DATA ENTRIES start

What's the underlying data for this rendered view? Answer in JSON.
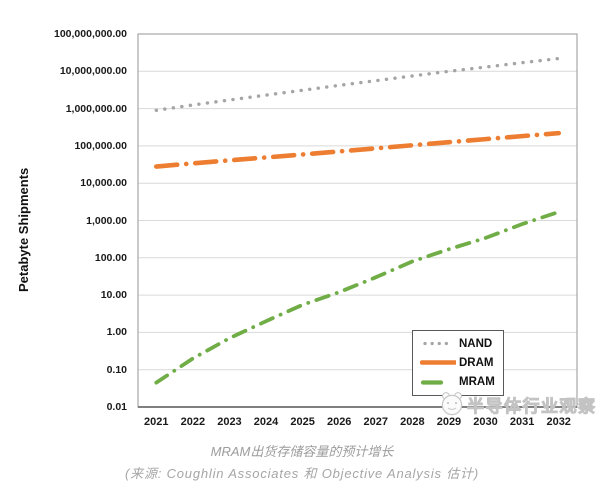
{
  "chart_data": {
    "type": "line",
    "title": "MRAM出货存储容量的预计增长",
    "xlabel": "",
    "ylabel": "Petabyte Shipments",
    "y_scale": "log",
    "y_range": [
      0.01,
      100000000
    ],
    "grid": true,
    "legend_position": "inside-bottom-right",
    "x_categories": [
      "2021",
      "2022",
      "2023",
      "2024",
      "2025",
      "2026",
      "2027",
      "2028",
      "2029",
      "2030",
      "2031",
      "2032"
    ],
    "y_ticks": [
      "100,000,000.00",
      "10,000,000.00",
      "1,000,000.00",
      "100,000.00",
      "10,000.00",
      "1,000.00",
      "100.00",
      "10.00",
      "1.00",
      "0.10",
      "0.01"
    ],
    "series": [
      {
        "name": "NAND",
        "color": "#a5a5a5",
        "style": "dotted",
        "values": [
          900000,
          1250000,
          1700000,
          2300000,
          3100000,
          4200000,
          5600000,
          7500000,
          10000000,
          13000000,
          17000000,
          22000000
        ]
      },
      {
        "name": "DRAM",
        "color": "#ed7d31",
        "style": "long-dash-dot",
        "values": [
          28000,
          34000,
          41000,
          49000,
          59000,
          71000,
          86000,
          104000,
          126000,
          152000,
          183000,
          220000
        ]
      },
      {
        "name": "MRAM",
        "color": "#70ad47",
        "style": "dash-dot",
        "values": [
          0.045,
          0.2,
          0.7,
          2,
          5.5,
          12,
          30,
          80,
          170,
          340,
          800,
          1700
        ]
      }
    ],
    "colors": {
      "gridline": "#d9d9d9",
      "plot_border": "#a6a6a6",
      "axis_line": "#7f7f7f"
    }
  },
  "captions": {
    "source": "(来源: Coughlin Associates 和 Objective Analysis 估计)"
  },
  "watermark": {
    "text": "半导体行业观察"
  }
}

DATA ENTRIES end

Select and copy every line of the material that holds the string "style".

__EXERCISE RESULT__.
        "style": "dotted",
        "style": "long-dash-dot",
        "style": "dash-dot",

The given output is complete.